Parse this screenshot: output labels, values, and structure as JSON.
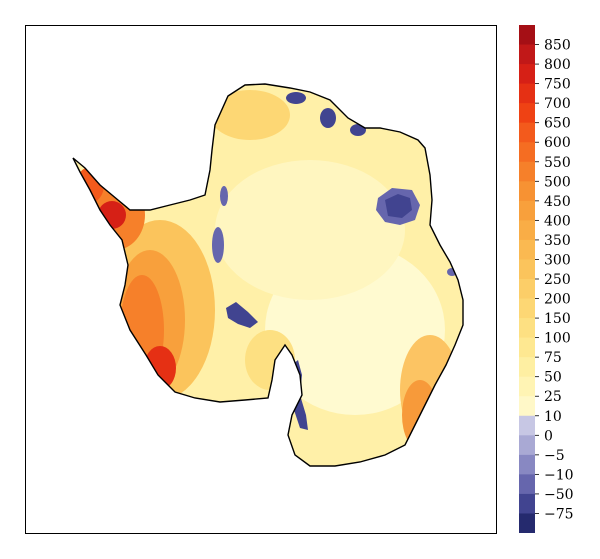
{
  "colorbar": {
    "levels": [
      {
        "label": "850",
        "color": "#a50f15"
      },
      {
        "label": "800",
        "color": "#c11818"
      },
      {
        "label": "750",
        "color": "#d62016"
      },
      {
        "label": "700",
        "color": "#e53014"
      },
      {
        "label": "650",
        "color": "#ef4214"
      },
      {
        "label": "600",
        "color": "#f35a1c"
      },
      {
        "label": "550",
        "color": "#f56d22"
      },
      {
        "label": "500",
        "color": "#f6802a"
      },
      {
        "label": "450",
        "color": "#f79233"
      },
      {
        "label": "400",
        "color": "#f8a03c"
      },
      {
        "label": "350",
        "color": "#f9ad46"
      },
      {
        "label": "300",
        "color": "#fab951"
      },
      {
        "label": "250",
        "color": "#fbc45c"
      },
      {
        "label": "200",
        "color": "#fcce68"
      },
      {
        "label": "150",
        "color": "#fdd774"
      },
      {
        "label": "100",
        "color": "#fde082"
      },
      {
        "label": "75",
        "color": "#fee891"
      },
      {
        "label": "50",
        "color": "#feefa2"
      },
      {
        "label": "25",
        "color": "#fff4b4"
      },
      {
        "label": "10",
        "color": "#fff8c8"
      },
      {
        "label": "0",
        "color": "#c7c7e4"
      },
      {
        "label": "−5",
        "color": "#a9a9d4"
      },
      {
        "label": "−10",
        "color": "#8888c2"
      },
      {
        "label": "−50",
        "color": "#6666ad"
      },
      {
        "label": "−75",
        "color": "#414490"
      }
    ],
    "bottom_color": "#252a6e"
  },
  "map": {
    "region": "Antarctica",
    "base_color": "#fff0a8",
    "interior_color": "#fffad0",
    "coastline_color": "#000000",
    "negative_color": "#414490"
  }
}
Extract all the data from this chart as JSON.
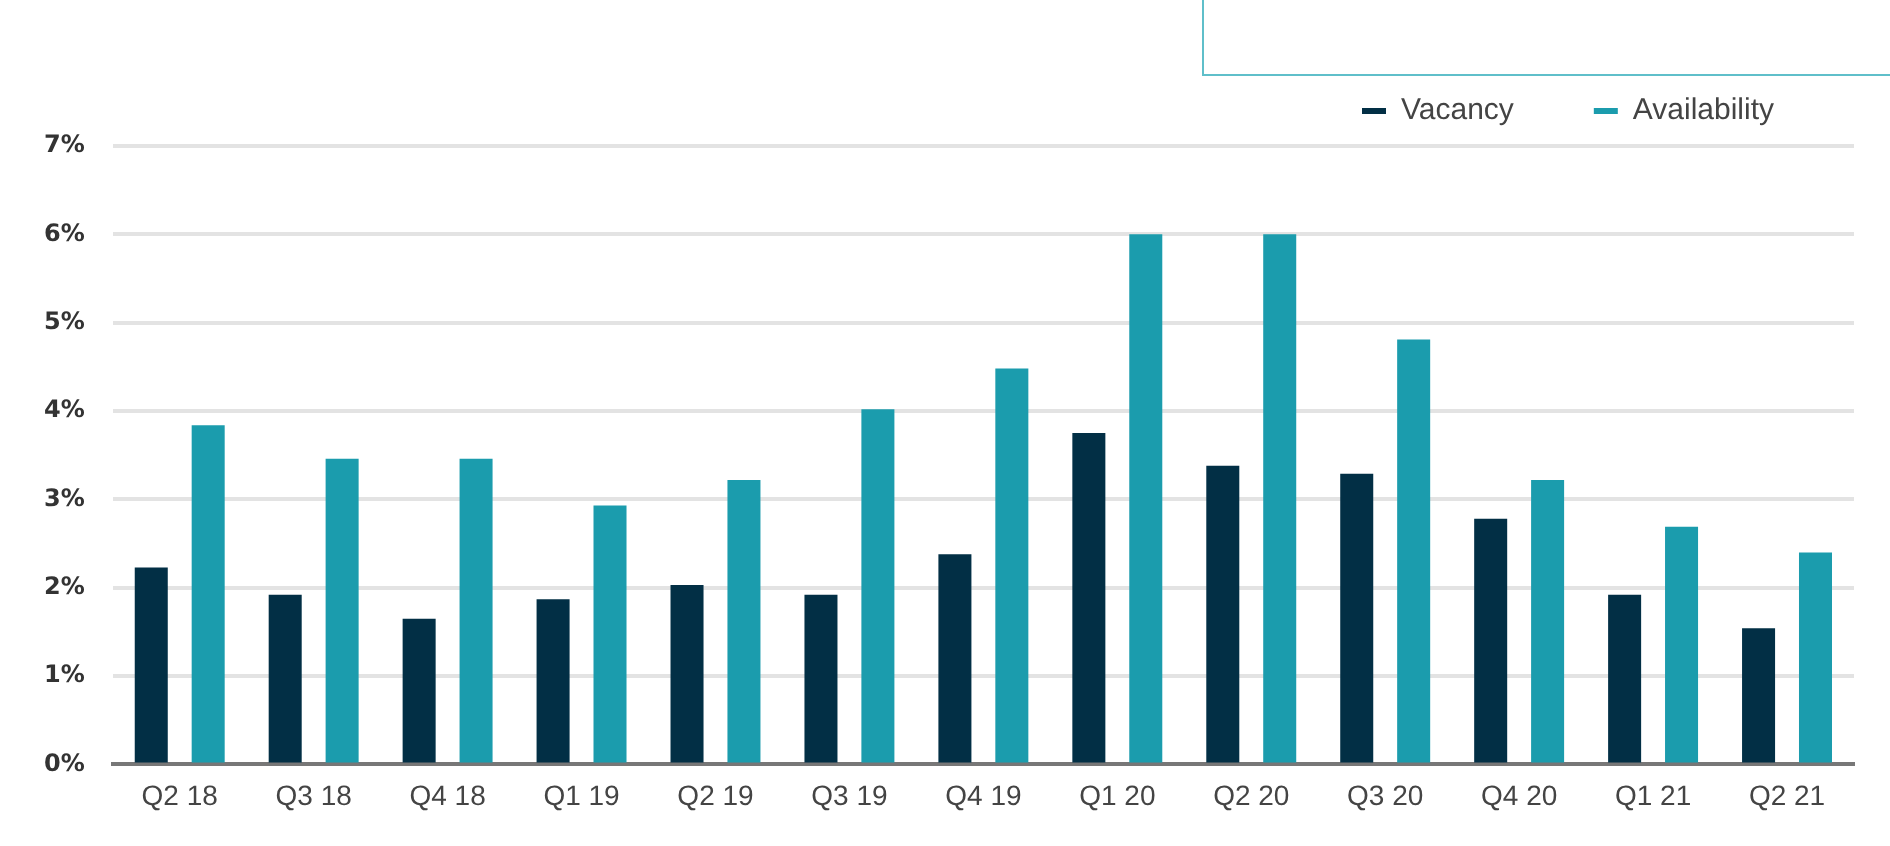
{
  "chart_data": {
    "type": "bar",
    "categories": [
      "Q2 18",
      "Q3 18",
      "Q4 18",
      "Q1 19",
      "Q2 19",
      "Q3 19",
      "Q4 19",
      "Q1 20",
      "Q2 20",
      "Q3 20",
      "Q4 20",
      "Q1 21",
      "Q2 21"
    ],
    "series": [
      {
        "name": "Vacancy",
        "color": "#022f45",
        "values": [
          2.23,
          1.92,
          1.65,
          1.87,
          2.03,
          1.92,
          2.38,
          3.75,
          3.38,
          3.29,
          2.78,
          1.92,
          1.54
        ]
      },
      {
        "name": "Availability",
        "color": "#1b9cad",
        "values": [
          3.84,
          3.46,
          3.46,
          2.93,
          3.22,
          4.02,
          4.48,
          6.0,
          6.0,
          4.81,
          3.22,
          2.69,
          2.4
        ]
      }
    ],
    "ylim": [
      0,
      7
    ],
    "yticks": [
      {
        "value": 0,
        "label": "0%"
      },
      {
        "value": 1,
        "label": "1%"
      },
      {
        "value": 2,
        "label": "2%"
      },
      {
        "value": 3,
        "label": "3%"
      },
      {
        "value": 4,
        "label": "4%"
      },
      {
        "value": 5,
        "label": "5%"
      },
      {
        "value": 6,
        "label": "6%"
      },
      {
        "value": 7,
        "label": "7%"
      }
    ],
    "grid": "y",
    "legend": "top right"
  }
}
------------------------------------------------
What needs to be done> Leave the pictures out and output the rest of the listing exactly.

Exercise answer>
Parse this screenshot: output labels, values, and structure as JSON.
{
  "colorbar": {
    "levels": [
      {
        "label": "850",
        "color": "#a50f15"
      },
      {
        "label": "800",
        "color": "#c11818"
      },
      {
        "label": "750",
        "color": "#d62016"
      },
      {
        "label": "700",
        "color": "#e53014"
      },
      {
        "label": "650",
        "color": "#ef4214"
      },
      {
        "label": "600",
        "color": "#f35a1c"
      },
      {
        "label": "550",
        "color": "#f56d22"
      },
      {
        "label": "500",
        "color": "#f6802a"
      },
      {
        "label": "450",
        "color": "#f79233"
      },
      {
        "label": "400",
        "color": "#f8a03c"
      },
      {
        "label": "350",
        "color": "#f9ad46"
      },
      {
        "label": "300",
        "color": "#fab951"
      },
      {
        "label": "250",
        "color": "#fbc45c"
      },
      {
        "label": "200",
        "color": "#fcce68"
      },
      {
        "label": "150",
        "color": "#fdd774"
      },
      {
        "label": "100",
        "color": "#fde082"
      },
      {
        "label": "75",
        "color": "#fee891"
      },
      {
        "label": "50",
        "color": "#feefa2"
      },
      {
        "label": "25",
        "color": "#fff4b4"
      },
      {
        "label": "10",
        "color": "#fff8c8"
      },
      {
        "label": "0",
        "color": "#c7c7e4"
      },
      {
        "label": "−5",
        "color": "#a9a9d4"
      },
      {
        "label": "−10",
        "color": "#8888c2"
      },
      {
        "label": "−50",
        "color": "#6666ad"
      },
      {
        "label": "−75",
        "color": "#414490"
      }
    ],
    "bottom_color": "#252a6e"
  },
  "map": {
    "region": "Antarctica",
    "base_color": "#fff0a8",
    "interior_color": "#fffad0",
    "coastline_color": "#000000",
    "negative_color": "#414490"
  }
}
Extract all the data from this chart as JSON.
{
  "chart_data": {
    "type": "bar",
    "categories": [
      "Q2 18",
      "Q3 18",
      "Q4 18",
      "Q1 19",
      "Q2 19",
      "Q3 19",
      "Q4 19",
      "Q1 20",
      "Q2 20",
      "Q3 20",
      "Q4 20",
      "Q1 21",
      "Q2 21"
    ],
    "series": [
      {
        "name": "Vacancy",
        "color": "#022f45",
        "values": [
          2.23,
          1.92,
          1.65,
          1.87,
          2.03,
          1.92,
          2.38,
          3.75,
          3.38,
          3.29,
          2.78,
          1.92,
          1.54
        ]
      },
      {
        "name": "Availability",
        "color": "#1b9cad",
        "values": [
          3.84,
          3.46,
          3.46,
          2.93,
          3.22,
          4.02,
          4.48,
          6.0,
          6.0,
          4.81,
          3.22,
          2.69,
          2.4
        ]
      }
    ],
    "ylim": [
      0,
      7
    ],
    "yticks": [
      {
        "value": 0,
        "label": "0%"
      },
      {
        "value": 1,
        "label": "1%"
      },
      {
        "value": 2,
        "label": "2%"
      },
      {
        "value": 3,
        "label": "3%"
      },
      {
        "value": 4,
        "label": "4%"
      },
      {
        "value": 5,
        "label": "5%"
      },
      {
        "value": 6,
        "label": "6%"
      },
      {
        "value": 7,
        "label": "7%"
      }
    ],
    "grid": "y",
    "legend": "top right"
  }
}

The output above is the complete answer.